> [AIM] How many of the lines below hold the word "احتلم"? Answer only with the number.
___ GIVEN INFORMATION
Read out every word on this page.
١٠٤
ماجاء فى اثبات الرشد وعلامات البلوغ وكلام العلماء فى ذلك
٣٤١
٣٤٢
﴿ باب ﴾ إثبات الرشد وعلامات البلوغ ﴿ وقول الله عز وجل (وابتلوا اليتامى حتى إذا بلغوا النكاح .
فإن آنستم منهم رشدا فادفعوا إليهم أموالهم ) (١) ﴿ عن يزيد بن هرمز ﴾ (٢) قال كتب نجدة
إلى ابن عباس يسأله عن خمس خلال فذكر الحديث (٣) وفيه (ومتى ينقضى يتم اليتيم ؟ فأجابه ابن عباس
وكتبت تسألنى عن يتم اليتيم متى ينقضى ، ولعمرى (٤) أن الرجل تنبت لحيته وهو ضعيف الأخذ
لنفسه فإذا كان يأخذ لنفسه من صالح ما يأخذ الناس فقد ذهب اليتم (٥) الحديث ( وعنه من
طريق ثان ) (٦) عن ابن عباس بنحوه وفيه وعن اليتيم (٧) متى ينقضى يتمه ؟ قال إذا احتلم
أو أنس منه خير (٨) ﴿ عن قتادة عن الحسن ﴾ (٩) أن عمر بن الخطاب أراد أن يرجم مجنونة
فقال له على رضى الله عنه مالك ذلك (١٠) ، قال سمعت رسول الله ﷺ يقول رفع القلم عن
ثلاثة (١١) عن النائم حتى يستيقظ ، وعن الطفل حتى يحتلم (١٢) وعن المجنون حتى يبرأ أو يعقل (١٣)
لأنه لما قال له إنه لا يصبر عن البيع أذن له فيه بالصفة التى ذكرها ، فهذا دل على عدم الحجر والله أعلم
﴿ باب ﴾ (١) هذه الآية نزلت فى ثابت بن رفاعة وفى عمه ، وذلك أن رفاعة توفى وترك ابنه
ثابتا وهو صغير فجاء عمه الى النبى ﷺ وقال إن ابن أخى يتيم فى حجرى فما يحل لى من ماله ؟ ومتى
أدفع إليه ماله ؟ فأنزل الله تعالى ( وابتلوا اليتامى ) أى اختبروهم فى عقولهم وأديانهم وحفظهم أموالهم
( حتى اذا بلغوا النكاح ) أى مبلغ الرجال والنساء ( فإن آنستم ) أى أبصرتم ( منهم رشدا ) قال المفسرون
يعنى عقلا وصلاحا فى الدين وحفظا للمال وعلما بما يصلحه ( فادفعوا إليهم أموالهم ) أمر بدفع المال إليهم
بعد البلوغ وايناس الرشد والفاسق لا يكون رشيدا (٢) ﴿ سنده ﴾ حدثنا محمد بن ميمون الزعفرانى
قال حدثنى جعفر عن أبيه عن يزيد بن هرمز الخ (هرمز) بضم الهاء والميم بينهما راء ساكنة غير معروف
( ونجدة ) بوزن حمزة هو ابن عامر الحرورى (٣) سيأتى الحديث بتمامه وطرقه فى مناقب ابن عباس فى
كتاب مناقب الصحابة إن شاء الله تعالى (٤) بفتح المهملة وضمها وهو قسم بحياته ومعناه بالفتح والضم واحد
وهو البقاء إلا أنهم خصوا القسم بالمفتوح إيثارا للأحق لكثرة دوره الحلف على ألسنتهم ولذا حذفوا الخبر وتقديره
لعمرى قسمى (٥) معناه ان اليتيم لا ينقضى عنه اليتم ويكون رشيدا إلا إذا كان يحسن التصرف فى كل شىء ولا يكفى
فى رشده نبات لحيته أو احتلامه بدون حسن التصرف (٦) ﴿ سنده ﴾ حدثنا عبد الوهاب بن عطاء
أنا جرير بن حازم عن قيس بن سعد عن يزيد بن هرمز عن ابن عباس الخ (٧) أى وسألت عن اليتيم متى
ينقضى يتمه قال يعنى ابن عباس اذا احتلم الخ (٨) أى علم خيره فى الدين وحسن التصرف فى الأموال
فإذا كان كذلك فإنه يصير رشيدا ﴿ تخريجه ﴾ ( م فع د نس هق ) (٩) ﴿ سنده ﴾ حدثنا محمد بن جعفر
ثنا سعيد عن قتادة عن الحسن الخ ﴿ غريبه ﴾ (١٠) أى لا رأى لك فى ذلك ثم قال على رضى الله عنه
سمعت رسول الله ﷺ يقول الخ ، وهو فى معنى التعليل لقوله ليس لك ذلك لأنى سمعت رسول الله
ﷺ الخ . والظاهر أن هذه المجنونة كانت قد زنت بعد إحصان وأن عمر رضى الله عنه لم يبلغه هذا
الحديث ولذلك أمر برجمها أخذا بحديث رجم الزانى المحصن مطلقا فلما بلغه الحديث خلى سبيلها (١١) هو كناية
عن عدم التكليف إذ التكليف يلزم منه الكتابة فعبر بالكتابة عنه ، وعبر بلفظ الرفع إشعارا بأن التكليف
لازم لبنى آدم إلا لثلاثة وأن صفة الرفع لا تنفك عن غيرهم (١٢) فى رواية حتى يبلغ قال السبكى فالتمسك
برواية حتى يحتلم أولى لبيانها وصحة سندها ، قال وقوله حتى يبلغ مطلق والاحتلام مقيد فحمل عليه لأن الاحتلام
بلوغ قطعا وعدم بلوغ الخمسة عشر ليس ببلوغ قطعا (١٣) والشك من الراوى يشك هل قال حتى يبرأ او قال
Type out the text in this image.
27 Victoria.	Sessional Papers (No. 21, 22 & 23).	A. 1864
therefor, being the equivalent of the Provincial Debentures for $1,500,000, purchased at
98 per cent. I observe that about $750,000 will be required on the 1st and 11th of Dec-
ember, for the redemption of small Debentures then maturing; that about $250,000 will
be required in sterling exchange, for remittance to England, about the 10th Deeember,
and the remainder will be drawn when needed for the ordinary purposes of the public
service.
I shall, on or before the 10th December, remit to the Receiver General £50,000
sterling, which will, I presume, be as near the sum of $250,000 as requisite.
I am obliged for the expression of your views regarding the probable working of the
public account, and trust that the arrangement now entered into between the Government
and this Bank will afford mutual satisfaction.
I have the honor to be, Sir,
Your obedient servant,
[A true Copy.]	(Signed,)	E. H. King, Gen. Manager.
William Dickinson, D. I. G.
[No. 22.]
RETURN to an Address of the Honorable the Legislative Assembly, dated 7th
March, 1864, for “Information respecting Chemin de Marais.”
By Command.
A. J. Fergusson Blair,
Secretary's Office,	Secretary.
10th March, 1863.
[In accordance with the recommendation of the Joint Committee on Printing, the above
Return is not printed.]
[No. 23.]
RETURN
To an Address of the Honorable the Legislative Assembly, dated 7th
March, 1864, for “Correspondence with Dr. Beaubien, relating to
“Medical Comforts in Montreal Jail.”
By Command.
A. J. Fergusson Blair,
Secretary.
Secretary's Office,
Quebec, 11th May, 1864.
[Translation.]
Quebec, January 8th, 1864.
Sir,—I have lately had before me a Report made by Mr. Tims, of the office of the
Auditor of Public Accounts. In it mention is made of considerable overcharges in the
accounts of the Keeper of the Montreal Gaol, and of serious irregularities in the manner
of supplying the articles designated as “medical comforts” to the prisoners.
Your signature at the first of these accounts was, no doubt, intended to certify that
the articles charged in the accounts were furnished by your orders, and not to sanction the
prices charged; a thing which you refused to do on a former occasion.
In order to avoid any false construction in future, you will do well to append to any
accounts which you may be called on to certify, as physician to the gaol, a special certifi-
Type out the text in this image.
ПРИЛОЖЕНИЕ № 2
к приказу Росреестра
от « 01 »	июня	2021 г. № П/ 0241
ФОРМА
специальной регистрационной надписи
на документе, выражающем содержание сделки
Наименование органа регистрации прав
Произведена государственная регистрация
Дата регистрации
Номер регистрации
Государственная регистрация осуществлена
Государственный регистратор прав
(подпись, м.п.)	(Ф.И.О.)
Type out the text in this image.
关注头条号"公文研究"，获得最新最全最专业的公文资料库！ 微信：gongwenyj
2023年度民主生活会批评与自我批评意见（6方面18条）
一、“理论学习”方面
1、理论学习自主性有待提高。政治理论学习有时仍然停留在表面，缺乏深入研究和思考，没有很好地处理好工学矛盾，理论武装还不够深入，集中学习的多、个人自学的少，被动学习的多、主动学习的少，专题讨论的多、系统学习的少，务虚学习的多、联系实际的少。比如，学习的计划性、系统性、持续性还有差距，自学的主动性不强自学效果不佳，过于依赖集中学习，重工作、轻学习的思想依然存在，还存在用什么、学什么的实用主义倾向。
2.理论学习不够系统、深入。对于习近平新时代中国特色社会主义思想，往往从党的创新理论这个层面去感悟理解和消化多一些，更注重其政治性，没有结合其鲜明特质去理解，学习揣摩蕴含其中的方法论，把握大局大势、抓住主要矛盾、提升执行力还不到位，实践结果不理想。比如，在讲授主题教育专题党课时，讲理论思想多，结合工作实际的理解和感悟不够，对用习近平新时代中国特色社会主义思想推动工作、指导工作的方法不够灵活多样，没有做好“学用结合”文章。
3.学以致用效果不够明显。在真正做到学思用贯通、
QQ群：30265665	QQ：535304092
______
> [TASK SOLUTION] 2